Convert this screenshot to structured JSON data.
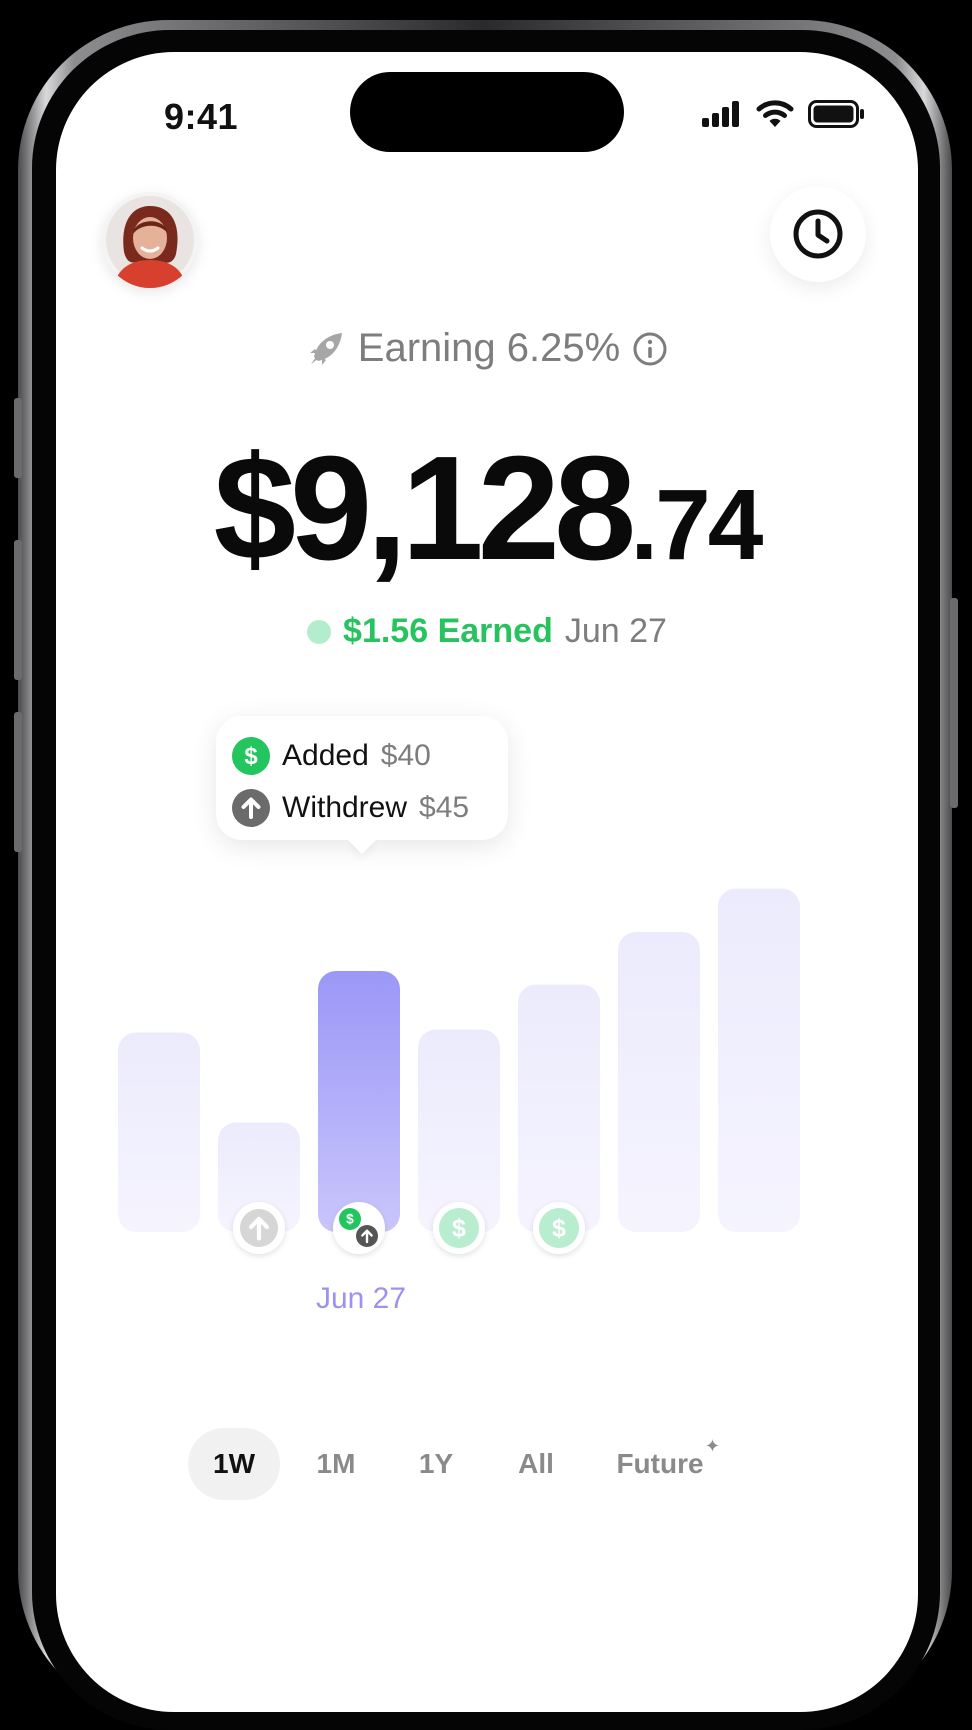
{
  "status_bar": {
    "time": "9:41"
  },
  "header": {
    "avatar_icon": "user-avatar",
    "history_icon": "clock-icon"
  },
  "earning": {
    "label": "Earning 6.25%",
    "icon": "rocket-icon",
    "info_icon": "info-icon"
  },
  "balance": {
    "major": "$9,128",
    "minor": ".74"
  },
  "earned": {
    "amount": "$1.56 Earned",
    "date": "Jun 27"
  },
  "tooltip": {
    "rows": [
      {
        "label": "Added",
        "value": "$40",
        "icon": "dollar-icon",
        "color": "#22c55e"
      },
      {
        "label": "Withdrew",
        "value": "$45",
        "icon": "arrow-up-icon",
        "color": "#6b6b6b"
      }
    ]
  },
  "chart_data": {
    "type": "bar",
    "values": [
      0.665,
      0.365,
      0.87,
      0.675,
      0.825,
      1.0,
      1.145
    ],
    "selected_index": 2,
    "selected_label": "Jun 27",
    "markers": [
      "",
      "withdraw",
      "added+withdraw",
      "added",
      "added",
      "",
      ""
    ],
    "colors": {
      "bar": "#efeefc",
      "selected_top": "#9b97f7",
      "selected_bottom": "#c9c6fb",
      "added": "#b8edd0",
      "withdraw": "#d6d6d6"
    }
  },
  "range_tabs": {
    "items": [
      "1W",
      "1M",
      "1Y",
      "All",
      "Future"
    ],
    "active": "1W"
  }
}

══════

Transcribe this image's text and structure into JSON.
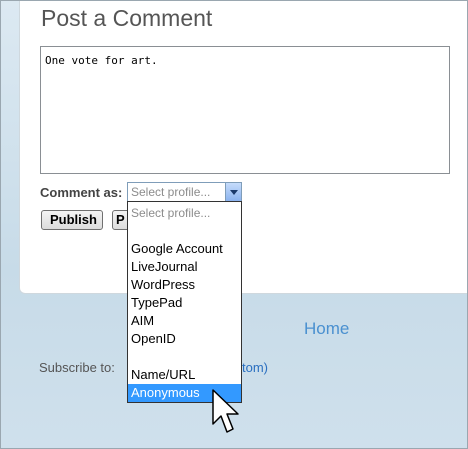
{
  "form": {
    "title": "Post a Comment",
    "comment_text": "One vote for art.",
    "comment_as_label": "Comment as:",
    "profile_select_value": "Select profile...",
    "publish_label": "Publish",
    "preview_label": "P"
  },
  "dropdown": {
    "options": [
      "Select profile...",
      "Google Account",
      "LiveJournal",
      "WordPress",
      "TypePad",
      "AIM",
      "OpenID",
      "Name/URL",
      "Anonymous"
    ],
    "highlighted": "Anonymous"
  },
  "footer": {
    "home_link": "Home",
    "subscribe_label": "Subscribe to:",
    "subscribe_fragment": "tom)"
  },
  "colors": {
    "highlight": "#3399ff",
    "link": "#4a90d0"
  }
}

══════

● Exercise
Give only the number of lines in the entries that contain "this".

● Solved problem
2